(Extracted records)
• • •

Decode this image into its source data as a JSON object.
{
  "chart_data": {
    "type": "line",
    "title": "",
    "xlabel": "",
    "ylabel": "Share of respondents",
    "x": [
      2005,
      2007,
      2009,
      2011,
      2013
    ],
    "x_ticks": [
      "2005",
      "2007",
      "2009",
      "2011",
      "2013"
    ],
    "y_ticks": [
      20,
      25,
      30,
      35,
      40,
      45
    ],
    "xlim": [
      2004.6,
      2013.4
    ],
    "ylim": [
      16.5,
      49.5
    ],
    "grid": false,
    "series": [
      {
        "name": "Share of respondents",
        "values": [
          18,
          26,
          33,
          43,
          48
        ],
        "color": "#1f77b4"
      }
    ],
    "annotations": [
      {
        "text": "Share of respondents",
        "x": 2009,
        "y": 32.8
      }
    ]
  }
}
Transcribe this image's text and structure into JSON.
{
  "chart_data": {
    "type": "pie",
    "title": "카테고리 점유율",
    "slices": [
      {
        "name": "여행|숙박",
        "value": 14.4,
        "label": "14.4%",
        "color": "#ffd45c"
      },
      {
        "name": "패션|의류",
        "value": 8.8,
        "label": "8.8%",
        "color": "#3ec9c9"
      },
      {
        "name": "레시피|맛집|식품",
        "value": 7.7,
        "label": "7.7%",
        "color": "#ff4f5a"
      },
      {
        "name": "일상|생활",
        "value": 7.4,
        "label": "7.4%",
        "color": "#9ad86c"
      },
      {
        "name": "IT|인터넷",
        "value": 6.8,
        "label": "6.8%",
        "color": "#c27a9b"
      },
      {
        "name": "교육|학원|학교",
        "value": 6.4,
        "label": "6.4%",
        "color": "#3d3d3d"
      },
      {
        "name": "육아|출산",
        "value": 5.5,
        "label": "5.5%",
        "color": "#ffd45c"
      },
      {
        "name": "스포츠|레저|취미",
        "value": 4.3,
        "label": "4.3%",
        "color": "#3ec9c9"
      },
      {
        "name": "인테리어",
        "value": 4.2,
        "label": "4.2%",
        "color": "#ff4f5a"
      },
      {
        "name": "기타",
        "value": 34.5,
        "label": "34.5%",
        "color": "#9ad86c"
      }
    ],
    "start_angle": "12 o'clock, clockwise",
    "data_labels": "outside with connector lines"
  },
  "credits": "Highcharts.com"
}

• • •

Locate the word "Share" in the records above, and return each line that has it.

    "ylabel": "Share of respondents",
        "name": "Share of respondents",
        "text": "Share of respondents",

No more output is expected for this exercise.